[start DATASET ENTRIES]
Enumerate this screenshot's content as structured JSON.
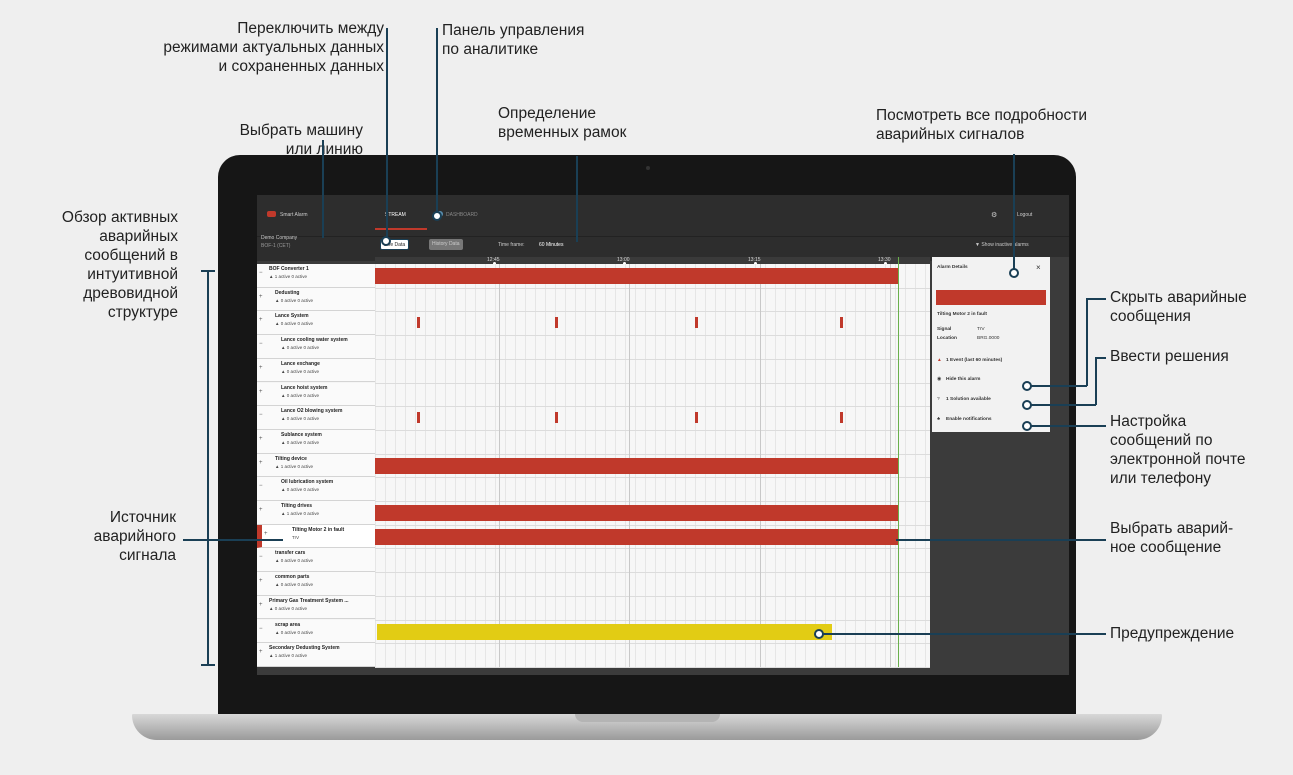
{
  "annotations": {
    "toggle_modes": [
      "Переключить между",
      "режимами актуальных данных",
      "и сохраненных данных"
    ],
    "analytics_panel": [
      "Панель управления",
      "по аналитике"
    ],
    "time_frame": [
      "Определение",
      "временных рамок"
    ],
    "select_machine": [
      "Выбрать машину",
      "или линию"
    ],
    "alarm_details": [
      "Посмотреть все подробности",
      "аварийных сигналов"
    ],
    "overview": [
      "Обзор активных",
      "аварийных",
      "сообщений в",
      "интуитивной",
      "древовидной",
      "структуре"
    ],
    "hide_alarms": [
      "Скрыть аварийные",
      "сообщения"
    ],
    "enter_solutions": [
      "Ввести решения"
    ],
    "notify_setup": [
      "Настройка",
      "сообщений по",
      "электронной почте",
      "или телефону"
    ],
    "alarm_source": [
      "Источник",
      "аварийного",
      "сигнала"
    ],
    "select_alarm": [
      "Выбрать аварий-",
      "ное сообщение"
    ],
    "warning": [
      "Предупреждение"
    ]
  },
  "app": {
    "brand": "Smart Alarm",
    "tab_stream": "STREAM",
    "tab_dashboard": "DASHBOARD",
    "logout": "Logout",
    "company": "Demo Company",
    "timezone": "BOF-1 (CET)",
    "live_data": "Live Data",
    "history_data": "History Data",
    "time_frame_label": "Time frame:",
    "time_frame_value": "60 Minutes",
    "show_inactive": "▼ Show inactive alarms",
    "time_ticks": [
      "12:45",
      "13:00",
      "13:15",
      "13:30"
    ],
    "tree": [
      {
        "name": "BOF Converter 1",
        "status": "1 active  0 active"
      },
      {
        "name": "Dedusting",
        "status": "0 active  0 active"
      },
      {
        "name": "Lance System",
        "status": "0 active  0 active"
      },
      {
        "name": "Lance cooling water system",
        "status": "0 active  0 active"
      },
      {
        "name": "Lance exchange",
        "status": "0 active  0 active"
      },
      {
        "name": "Lance hoist system",
        "status": "0 active  0 active"
      },
      {
        "name": "Lance O2 blowing system",
        "status": "0 active  0 active"
      },
      {
        "name": "Sublance system",
        "status": "0 active  0 active"
      },
      {
        "name": "Tilting device",
        "status": "1 active  0 active"
      },
      {
        "name": "Oil lubrication system",
        "status": "0 active  0 active"
      },
      {
        "name": "Tilting drives",
        "status": "1 active  0 active"
      },
      {
        "name": "Tilting Motor 2 in fault",
        "status": "TrV"
      },
      {
        "name": "transfer cars",
        "status": "0 active  0 active"
      },
      {
        "name": "common parts",
        "status": "0 active  0 active"
      },
      {
        "name": "Primary Gas Treatment System ...",
        "status": "0 active  0 active"
      },
      {
        "name": "scrap area",
        "status": "0 active  0 active"
      },
      {
        "name": "Secondary Dedusting System",
        "status": "1 active  0 active"
      }
    ],
    "detail": {
      "title": "Alarm Details",
      "close": "×",
      "alarm_name": "Tilting Motor 2 in fault",
      "signal_label": "Signal",
      "signal_value": "TrV",
      "location_label": "Location",
      "location_value": "BRG.0000",
      "events": "1 Event (last 60 minutes)",
      "hide": "Hide this alarm",
      "solutions": "1 Solution available",
      "notify": "Enable notifications"
    }
  },
  "colors": {
    "alarm": "#c0392b",
    "warning": "#e2cc14",
    "accent": "#1a3f55",
    "now": "#6ab04c"
  }
}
[end DATASET ENTRIES]
### EXERCISE TASK
Make an exact copy of the listing above. Do not include the pictures.

### SOLUTION TO THIS PROBLEM
Enumerate this screenshot's content as structured JSON.
{
  "annotations": {
    "toggle_modes": [
      "Переключить между",
      "режимами актуальных данных",
      "и сохраненных данных"
    ],
    "analytics_panel": [
      "Панель управления",
      "по аналитике"
    ],
    "time_frame": [
      "Определение",
      "временных рамок"
    ],
    "select_machine": [
      "Выбрать машину",
      "или линию"
    ],
    "alarm_details": [
      "Посмотреть все подробности",
      "аварийных сигналов"
    ],
    "overview": [
      "Обзор активных",
      "аварийных",
      "сообщений в",
      "интуитивной",
      "древовидной",
      "структуре"
    ],
    "hide_alarms": [
      "Скрыть аварийные",
      "сообщения"
    ],
    "enter_solutions": [
      "Ввести решения"
    ],
    "notify_setup": [
      "Настройка",
      "сообщений по",
      "электронной почте",
      "или телефону"
    ],
    "alarm_source": [
      "Источник",
      "аварийного",
      "сигнала"
    ],
    "select_alarm": [
      "Выбрать аварий-",
      "ное сообщение"
    ],
    "warning": [
      "Предупреждение"
    ]
  },
  "app": {
    "brand": "Smart Alarm",
    "tab_stream": "STREAM",
    "tab_dashboard": "DASHBOARD",
    "logout": "Logout",
    "company": "Demo Company",
    "timezone": "BOF-1 (CET)",
    "live_data": "Live Data",
    "history_data": "History Data",
    "time_frame_label": "Time frame:",
    "time_frame_value": "60 Minutes",
    "show_inactive": "▼ Show inactive alarms",
    "time_ticks": [
      "12:45",
      "13:00",
      "13:15",
      "13:30"
    ],
    "tree": [
      {
        "name": "BOF Converter 1",
        "status": "1 active  0 active"
      },
      {
        "name": "Dedusting",
        "status": "0 active  0 active"
      },
      {
        "name": "Lance System",
        "status": "0 active  0 active"
      },
      {
        "name": "Lance cooling water system",
        "status": "0 active  0 active"
      },
      {
        "name": "Lance exchange",
        "status": "0 active  0 active"
      },
      {
        "name": "Lance hoist system",
        "status": "0 active  0 active"
      },
      {
        "name": "Lance O2 blowing system",
        "status": "0 active  0 active"
      },
      {
        "name": "Sublance system",
        "status": "0 active  0 active"
      },
      {
        "name": "Tilting device",
        "status": "1 active  0 active"
      },
      {
        "name": "Oil lubrication system",
        "status": "0 active  0 active"
      },
      {
        "name": "Tilting drives",
        "status": "1 active  0 active"
      },
      {
        "name": "Tilting Motor 2 in fault",
        "status": "TrV"
      },
      {
        "name": "transfer cars",
        "status": "0 active  0 active"
      },
      {
        "name": "common parts",
        "status": "0 active  0 active"
      },
      {
        "name": "Primary Gas Treatment System ...",
        "status": "0 active  0 active"
      },
      {
        "name": "scrap area",
        "status": "0 active  0 active"
      },
      {
        "name": "Secondary Dedusting System",
        "status": "1 active  0 active"
      }
    ],
    "detail": {
      "title": "Alarm Details",
      "close": "×",
      "alarm_name": "Tilting Motor 2 in fault",
      "signal_label": "Signal",
      "signal_value": "TrV",
      "location_label": "Location",
      "location_value": "BRG.0000",
      "events": "1 Event (last 60 minutes)",
      "hide": "Hide this alarm",
      "solutions": "1 Solution available",
      "notify": "Enable notifications"
    }
  },
  "colors": {
    "alarm": "#c0392b",
    "warning": "#e2cc14",
    "accent": "#1a3f55",
    "now": "#6ab04c"
  }
}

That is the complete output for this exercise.